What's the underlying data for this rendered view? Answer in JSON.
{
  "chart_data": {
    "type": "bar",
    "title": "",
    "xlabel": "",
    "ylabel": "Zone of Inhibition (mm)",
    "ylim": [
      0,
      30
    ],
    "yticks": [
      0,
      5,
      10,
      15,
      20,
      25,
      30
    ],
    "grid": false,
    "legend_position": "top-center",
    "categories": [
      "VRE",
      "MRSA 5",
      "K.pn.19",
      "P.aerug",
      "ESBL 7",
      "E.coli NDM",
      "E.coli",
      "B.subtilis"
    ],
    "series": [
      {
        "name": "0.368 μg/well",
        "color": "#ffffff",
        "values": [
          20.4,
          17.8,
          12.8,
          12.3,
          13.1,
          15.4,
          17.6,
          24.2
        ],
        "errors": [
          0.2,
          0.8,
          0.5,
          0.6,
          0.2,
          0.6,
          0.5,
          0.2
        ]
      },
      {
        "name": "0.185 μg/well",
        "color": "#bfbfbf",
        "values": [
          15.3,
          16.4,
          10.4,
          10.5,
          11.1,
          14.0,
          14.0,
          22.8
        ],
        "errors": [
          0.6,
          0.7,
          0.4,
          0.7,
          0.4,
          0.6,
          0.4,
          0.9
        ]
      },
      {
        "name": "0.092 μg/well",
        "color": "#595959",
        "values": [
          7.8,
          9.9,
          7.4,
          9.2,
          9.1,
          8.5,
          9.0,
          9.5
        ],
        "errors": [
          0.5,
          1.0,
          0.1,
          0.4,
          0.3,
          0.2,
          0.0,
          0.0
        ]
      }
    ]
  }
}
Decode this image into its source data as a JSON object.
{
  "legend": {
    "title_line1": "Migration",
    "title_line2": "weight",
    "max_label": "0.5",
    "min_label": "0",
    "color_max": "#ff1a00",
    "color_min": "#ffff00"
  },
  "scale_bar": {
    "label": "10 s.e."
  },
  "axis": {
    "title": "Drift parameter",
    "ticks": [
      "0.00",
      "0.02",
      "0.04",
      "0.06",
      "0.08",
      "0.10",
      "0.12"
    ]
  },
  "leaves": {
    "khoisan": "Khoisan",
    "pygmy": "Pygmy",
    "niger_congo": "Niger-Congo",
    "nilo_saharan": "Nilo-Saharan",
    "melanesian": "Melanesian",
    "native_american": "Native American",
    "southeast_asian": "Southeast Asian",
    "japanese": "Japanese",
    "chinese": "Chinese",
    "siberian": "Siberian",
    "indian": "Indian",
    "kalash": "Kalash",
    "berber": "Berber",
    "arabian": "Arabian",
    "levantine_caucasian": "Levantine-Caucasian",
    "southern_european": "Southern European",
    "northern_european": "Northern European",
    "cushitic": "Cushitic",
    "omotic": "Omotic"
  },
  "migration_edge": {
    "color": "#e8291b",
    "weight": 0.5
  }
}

■ ■ ■ ■ ■ ■ ■

Pick out the lines that contain "name" and copy them.

        "name": "0.368 μg/well",
        "name": "0.185 μg/well",
        "name": "0.092 μg/well",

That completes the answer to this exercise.